=== RECORD LIST ===
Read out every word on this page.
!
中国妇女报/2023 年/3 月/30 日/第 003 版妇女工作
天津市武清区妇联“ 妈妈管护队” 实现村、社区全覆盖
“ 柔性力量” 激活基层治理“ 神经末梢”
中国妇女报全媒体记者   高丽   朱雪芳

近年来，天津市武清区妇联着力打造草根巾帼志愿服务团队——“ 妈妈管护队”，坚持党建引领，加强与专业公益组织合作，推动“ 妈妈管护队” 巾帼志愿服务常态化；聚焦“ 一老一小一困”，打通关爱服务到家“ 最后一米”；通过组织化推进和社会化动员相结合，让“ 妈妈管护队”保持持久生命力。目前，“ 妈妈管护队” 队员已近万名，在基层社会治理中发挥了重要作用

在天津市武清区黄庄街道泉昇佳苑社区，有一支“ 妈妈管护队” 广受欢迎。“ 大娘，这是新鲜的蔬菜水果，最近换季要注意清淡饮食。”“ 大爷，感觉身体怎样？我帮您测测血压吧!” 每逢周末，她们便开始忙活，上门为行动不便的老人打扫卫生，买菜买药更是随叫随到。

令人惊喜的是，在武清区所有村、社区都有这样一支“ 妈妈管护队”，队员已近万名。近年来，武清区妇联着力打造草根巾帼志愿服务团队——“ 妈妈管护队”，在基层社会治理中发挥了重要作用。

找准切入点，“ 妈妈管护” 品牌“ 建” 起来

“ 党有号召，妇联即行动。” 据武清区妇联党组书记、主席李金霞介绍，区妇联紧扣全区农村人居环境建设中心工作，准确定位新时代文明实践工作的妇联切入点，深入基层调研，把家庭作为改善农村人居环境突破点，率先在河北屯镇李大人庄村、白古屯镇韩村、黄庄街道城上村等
===
Restate the listing in full, word for word.

- _SOLUTION_:
Read out every word on this page.
!
中国妇女报/2023 年/3 月/30 日/第 003 版妇女工作
天津市武清区妇联“ 妈妈管护队” 实现村、社区全覆盖
“ 柔性力量” 激活基层治理“ 神经末梢”
中国妇女报全媒体记者   高丽   朱雪芳

近年来，天津市武清区妇联着力打造草根巾帼志愿服务团队——“ 妈妈管护队”，坚持党建引领，加强与专业公益组织合作，推动“ 妈妈管护队” 巾帼志愿服务常态化；聚焦“ 一老一小一困”，打通关爱服务到家“ 最后一米”；通过组织化推进和社会化动员相结合，让“ 妈妈管护队”保持持久生命力。目前，“ 妈妈管护队” 队员已近万名，在基层社会治理中发挥了重要作用

在天津市武清区黄庄街道泉昇佳苑社区，有一支“ 妈妈管护队” 广受欢迎。“ 大娘，这是新鲜的蔬菜水果，最近换季要注意清淡饮食。”“ 大爷，感觉身体怎样？我帮您测测血压吧!” 每逢周末，她们便开始忙活，上门为行动不便的老人打扫卫生，买菜买药更是随叫随到。

令人惊喜的是，在武清区所有村、社区都有这样一支“ 妈妈管护队”，队员已近万名。近年来，武清区妇联着力打造草根巾帼志愿服务团队——“ 妈妈管护队”，在基层社会治理中发挥了重要作用。

找准切入点，“ 妈妈管护” 品牌“ 建” 起来

“ 党有号召，妇联即行动。” 据武清区妇联党组书记、主席李金霞介绍，区妇联紧扣全区农村人居环境建设中心工作，准确定位新时代文明实践工作的妇联切入点，深入基层调研，把家庭作为改善农村人居环境突破点，率先在河北屯镇李大人庄村、白古屯镇韩村、黄庄街道城上村等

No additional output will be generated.